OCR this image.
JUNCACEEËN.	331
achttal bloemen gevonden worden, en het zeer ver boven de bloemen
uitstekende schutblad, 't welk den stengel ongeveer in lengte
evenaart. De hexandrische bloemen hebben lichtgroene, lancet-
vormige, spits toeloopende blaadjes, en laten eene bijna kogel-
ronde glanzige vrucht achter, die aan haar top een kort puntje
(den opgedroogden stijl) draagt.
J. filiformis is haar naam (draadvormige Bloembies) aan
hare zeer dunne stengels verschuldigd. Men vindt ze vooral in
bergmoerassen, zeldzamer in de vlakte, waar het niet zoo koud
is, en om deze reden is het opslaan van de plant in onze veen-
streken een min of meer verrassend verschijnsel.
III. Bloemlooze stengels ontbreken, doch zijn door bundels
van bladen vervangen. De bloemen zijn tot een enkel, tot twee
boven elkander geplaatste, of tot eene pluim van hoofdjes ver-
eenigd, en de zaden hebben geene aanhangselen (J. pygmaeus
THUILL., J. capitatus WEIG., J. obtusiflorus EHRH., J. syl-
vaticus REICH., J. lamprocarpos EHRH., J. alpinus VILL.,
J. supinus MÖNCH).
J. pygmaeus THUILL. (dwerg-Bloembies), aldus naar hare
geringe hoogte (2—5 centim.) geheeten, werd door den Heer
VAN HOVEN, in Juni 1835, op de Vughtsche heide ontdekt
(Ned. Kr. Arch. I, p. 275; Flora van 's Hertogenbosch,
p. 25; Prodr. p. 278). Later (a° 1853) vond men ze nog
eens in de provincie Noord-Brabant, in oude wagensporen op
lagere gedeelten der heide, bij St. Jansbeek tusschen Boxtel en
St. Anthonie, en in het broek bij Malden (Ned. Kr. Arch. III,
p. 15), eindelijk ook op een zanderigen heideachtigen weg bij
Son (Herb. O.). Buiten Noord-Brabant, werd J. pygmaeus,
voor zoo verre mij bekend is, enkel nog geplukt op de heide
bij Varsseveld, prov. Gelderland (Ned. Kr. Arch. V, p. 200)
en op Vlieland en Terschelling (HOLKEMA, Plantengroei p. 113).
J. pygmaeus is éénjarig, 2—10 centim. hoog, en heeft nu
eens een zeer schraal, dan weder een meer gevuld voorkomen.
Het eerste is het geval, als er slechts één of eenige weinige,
______________________________
• Exercise:
Word for word, quote all of the data above.

• Exercise result:
OCR this image.
JUNCACEEËN.	331
achttal bloemen gevonden worden, en het zeer ver boven de bloemen
uitstekende schutblad, 't welk den stengel ongeveer in lengte
evenaart. De hexandrische bloemen hebben lichtgroene, lancet-
vormige, spits toeloopende blaadjes, en laten eene bijna kogel-
ronde glanzige vrucht achter, die aan haar top een kort puntje
(den opgedroogden stijl) draagt.
J. filiformis is haar naam (draadvormige Bloembies) aan
hare zeer dunne stengels verschuldigd. Men vindt ze vooral in
bergmoerassen, zeldzamer in de vlakte, waar het niet zoo koud
is, en om deze reden is het opslaan van de plant in onze veen-
streken een min of meer verrassend verschijnsel.
III. Bloemlooze stengels ontbreken, doch zijn door bundels
van bladen vervangen. De bloemen zijn tot een enkel, tot twee
boven elkander geplaatste, of tot eene pluim van hoofdjes ver-
eenigd, en de zaden hebben geene aanhangselen (J. pygmaeus
THUILL., J. capitatus WEIG., J. obtusiflorus EHRH., J. syl-
vaticus REICH., J. lamprocarpos EHRH., J. alpinus VILL.,
J. supinus MÖNCH).
J. pygmaeus THUILL. (dwerg-Bloembies), aldus naar hare
geringe hoogte (2—5 centim.) geheeten, werd door den Heer
VAN HOVEN, in Juni 1835, op de Vughtsche heide ontdekt
(Ned. Kr. Arch. I, p. 275; Flora van 's Hertogenbosch,
p. 25; Prodr. p. 278). Later (a° 1853) vond men ze nog
eens in de provincie Noord-Brabant, in oude wagensporen op
lagere gedeelten der heide, bij St. Jansbeek tusschen Boxtel en
St. Anthonie, en in het broek bij Malden (Ned. Kr. Arch. III,
p. 15), eindelijk ook op een zanderigen heideachtigen weg bij
Son (Herb. O.). Buiten Noord-Brabant, werd J. pygmaeus,
voor zoo verre mij bekend is, enkel nog geplukt op de heide
bij Varsseveld, prov. Gelderland (Ned. Kr. Arch. V, p. 200)
en op Vlieland en Terschelling (HOLKEMA, Plantengroei p. 113).
J. pygmaeus is éénjarig, 2—10 centim. hoog, en heeft nu
eens een zeer schraal, dan weder een meer gevuld voorkomen.
Het eerste is het geval, als er slechts één of eenige weinige,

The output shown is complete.